══ Dataset records ══

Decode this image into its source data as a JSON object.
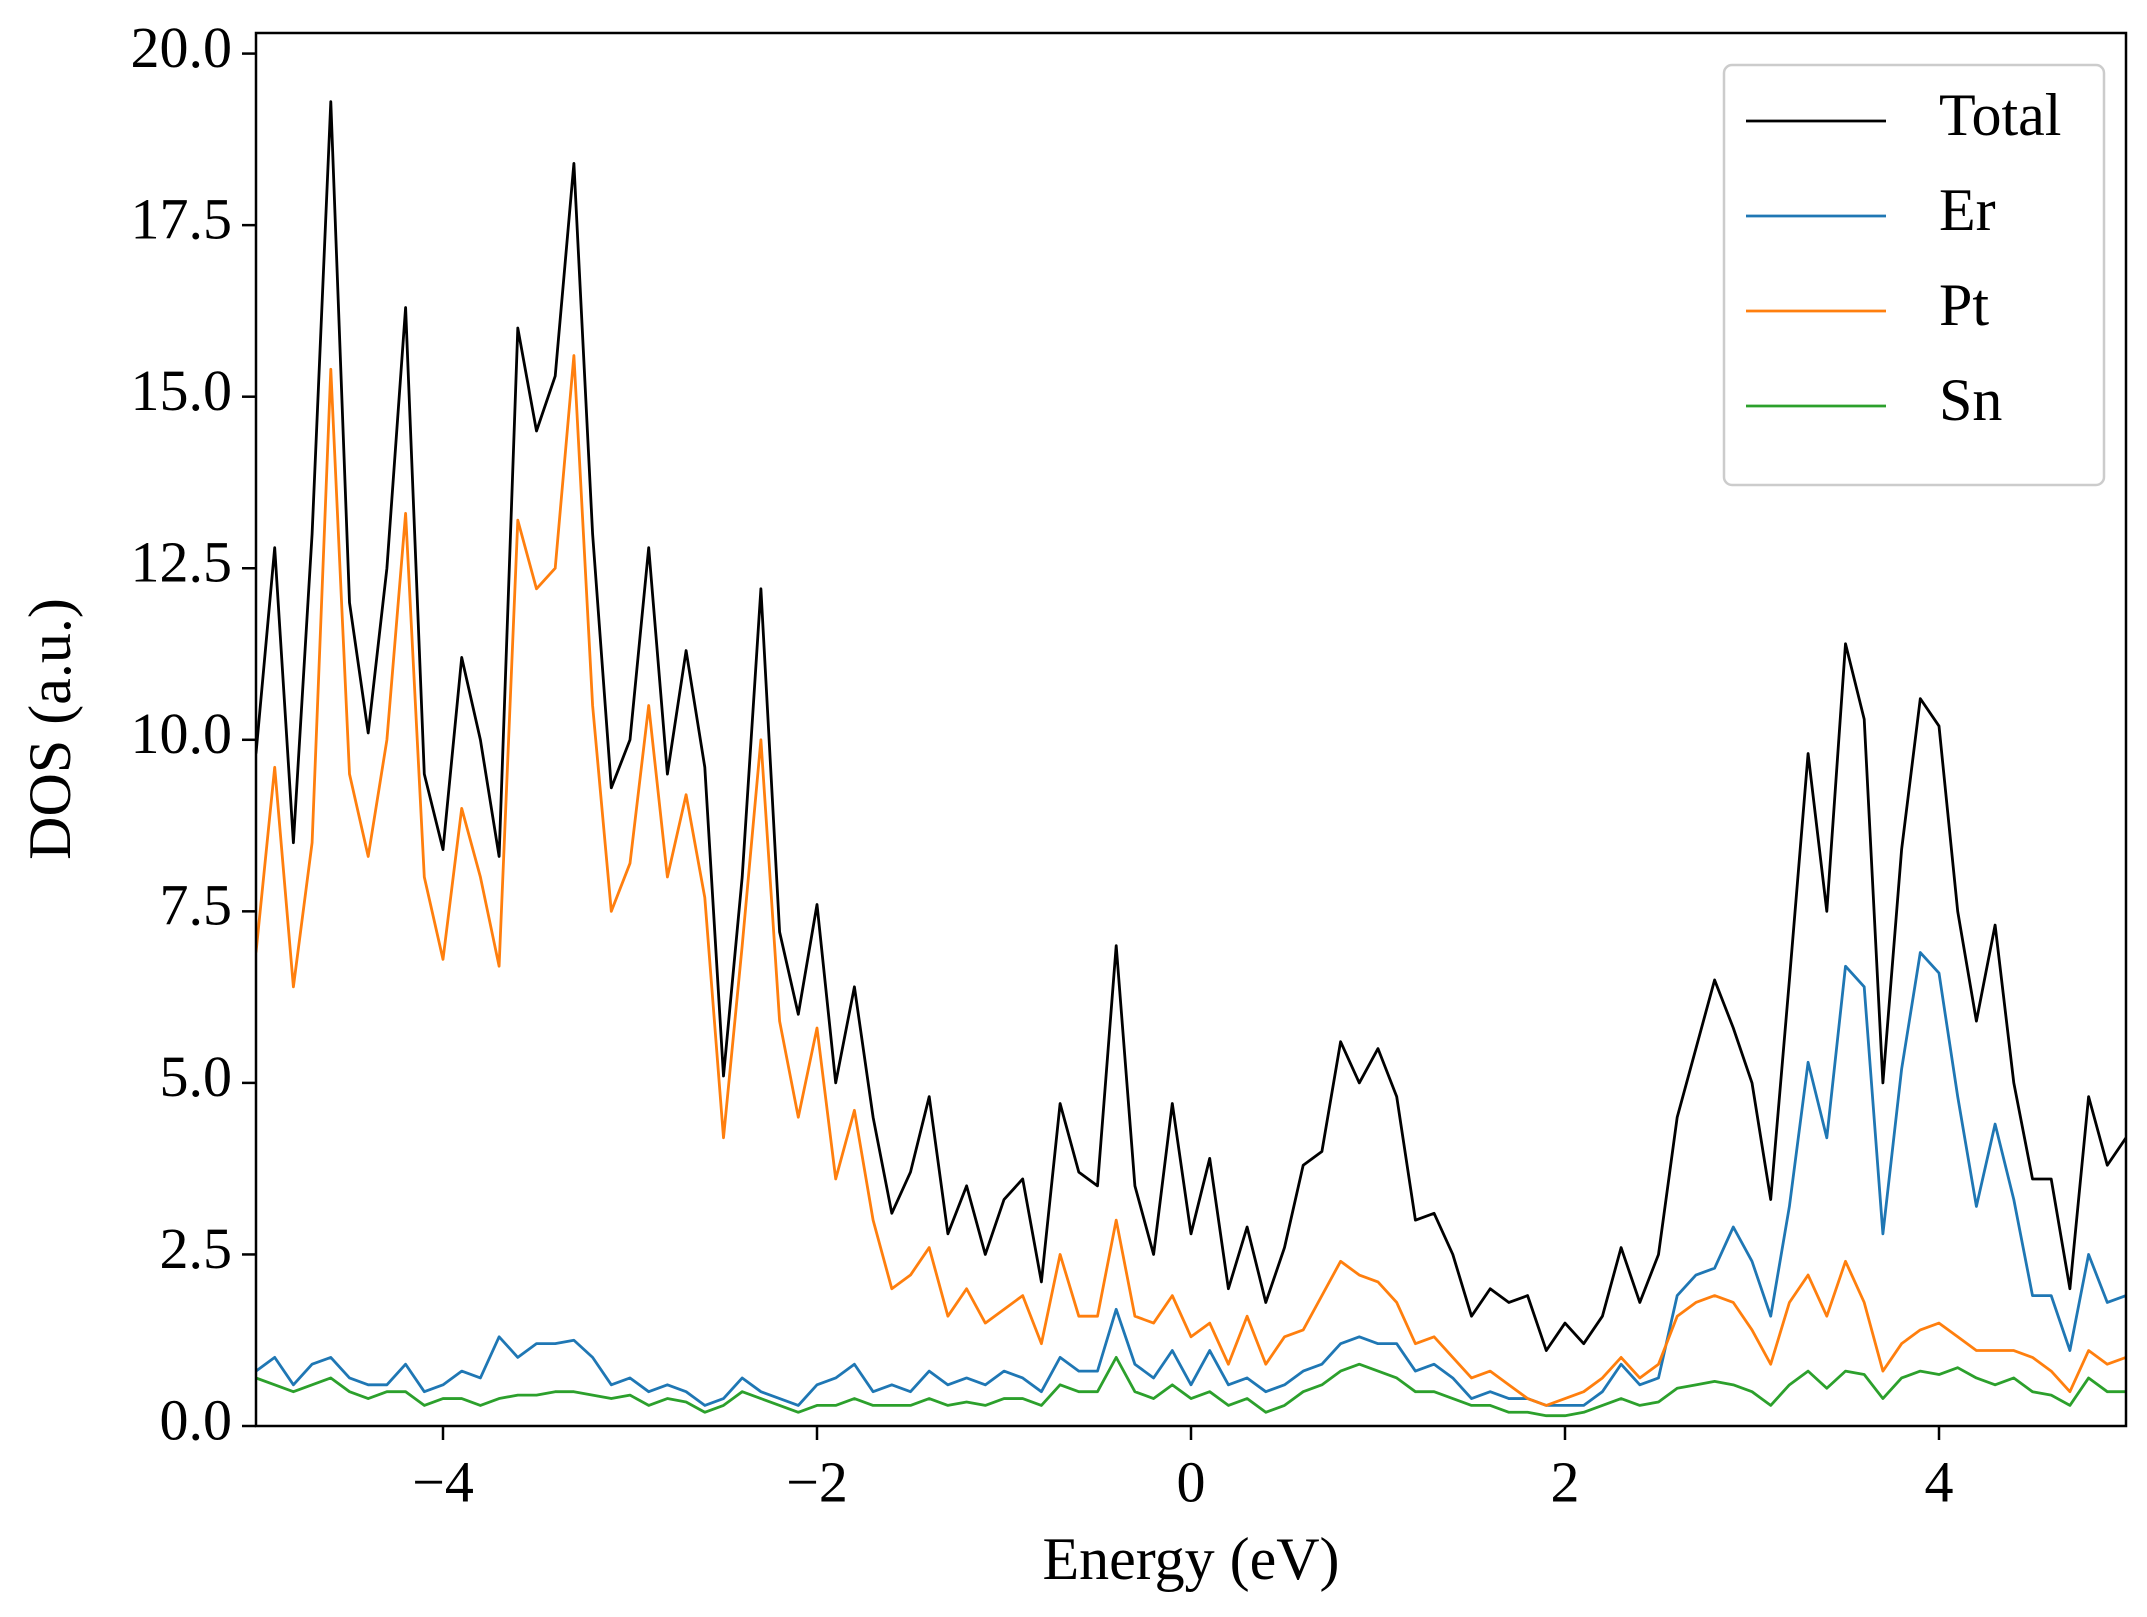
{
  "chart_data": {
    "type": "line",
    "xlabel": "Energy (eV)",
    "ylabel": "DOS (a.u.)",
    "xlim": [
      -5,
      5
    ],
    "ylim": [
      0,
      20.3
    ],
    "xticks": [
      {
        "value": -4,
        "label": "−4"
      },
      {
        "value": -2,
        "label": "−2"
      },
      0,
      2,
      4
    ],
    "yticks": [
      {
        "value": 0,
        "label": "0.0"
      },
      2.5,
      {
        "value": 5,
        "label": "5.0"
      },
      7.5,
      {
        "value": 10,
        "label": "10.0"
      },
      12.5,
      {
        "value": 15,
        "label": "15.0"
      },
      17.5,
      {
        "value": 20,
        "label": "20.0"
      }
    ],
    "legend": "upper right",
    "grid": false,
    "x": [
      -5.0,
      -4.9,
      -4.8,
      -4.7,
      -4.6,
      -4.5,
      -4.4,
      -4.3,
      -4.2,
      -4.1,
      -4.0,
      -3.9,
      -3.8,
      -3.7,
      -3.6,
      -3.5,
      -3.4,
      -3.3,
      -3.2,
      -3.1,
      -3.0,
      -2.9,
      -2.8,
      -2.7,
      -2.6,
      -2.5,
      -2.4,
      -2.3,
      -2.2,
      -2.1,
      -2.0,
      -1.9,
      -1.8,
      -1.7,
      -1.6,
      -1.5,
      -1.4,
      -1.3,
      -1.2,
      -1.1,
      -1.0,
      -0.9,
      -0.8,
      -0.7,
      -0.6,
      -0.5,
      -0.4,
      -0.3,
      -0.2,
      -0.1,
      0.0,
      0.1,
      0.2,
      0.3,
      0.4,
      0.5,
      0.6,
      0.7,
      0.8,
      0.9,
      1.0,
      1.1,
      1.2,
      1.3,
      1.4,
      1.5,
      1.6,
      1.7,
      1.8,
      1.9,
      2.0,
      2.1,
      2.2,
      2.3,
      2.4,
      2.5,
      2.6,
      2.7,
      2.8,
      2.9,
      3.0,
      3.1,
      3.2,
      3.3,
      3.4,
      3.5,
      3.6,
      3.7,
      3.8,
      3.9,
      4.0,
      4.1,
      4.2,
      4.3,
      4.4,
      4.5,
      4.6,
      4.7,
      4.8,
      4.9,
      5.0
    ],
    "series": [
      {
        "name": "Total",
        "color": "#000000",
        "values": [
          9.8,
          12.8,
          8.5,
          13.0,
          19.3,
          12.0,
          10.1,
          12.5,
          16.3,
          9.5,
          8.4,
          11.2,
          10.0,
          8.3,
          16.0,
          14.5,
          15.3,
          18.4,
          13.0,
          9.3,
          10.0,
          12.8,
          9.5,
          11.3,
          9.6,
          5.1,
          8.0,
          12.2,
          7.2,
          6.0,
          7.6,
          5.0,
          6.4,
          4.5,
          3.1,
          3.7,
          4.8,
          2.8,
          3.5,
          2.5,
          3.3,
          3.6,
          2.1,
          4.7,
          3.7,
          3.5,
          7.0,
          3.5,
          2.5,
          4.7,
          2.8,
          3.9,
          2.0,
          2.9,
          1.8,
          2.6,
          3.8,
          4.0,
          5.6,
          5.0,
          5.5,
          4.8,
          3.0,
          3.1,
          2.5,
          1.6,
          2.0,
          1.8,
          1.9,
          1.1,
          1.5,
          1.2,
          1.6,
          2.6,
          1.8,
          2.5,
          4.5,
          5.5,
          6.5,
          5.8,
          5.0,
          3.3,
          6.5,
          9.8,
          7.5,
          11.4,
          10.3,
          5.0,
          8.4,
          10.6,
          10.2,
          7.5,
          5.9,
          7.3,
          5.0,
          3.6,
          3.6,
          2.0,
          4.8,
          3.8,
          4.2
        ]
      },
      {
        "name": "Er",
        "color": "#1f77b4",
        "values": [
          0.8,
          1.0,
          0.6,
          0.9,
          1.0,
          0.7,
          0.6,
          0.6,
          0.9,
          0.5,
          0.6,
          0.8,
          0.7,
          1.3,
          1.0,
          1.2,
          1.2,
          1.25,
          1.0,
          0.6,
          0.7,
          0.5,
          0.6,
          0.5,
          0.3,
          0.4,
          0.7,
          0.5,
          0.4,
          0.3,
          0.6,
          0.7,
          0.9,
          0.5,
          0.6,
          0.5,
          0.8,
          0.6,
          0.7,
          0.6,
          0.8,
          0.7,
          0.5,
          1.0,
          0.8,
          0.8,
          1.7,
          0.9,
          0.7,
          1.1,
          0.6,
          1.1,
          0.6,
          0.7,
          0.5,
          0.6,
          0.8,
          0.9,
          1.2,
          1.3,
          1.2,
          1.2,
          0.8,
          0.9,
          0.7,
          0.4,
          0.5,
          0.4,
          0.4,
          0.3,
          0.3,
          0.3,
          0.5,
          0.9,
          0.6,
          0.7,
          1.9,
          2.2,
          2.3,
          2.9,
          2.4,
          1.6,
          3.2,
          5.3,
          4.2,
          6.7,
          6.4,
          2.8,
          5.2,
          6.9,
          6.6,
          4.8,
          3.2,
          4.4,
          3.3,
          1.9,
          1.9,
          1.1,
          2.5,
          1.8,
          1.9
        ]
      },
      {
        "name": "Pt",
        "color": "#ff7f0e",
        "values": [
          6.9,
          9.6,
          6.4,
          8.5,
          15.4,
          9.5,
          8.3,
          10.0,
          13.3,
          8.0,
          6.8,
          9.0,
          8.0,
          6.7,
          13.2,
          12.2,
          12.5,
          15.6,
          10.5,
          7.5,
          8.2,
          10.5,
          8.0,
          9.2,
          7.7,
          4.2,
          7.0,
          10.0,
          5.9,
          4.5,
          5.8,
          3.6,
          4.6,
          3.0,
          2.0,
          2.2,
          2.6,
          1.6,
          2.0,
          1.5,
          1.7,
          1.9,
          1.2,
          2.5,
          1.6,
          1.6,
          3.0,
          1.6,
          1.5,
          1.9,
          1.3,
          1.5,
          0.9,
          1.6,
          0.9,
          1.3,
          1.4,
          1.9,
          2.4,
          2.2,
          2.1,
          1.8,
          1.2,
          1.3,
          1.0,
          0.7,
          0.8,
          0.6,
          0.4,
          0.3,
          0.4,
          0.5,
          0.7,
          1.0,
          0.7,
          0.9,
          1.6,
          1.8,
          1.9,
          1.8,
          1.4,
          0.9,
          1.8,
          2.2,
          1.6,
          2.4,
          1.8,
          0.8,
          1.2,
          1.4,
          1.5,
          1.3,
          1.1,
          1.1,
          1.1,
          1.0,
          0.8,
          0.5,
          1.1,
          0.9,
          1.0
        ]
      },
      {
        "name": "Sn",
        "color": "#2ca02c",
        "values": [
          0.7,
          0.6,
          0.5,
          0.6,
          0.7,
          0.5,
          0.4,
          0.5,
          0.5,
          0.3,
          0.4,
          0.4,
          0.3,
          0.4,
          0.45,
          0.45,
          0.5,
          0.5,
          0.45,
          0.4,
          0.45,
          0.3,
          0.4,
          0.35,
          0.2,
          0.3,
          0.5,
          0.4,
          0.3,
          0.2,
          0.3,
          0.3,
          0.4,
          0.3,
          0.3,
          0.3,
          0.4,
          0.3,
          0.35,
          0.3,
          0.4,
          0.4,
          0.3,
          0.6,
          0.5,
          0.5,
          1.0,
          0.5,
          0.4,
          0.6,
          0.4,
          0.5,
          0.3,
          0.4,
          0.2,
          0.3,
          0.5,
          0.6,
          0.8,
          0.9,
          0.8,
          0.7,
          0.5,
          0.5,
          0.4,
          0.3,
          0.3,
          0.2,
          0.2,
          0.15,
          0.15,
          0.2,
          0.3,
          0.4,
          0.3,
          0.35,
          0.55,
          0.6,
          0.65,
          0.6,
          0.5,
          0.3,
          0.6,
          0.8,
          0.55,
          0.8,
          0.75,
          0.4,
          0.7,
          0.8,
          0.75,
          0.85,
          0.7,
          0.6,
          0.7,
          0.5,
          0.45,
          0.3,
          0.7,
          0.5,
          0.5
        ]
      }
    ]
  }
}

═══

Required task – Work out how many lines of the listing above include "color". Answer with the number and nothing more.

Output for this exercise – 4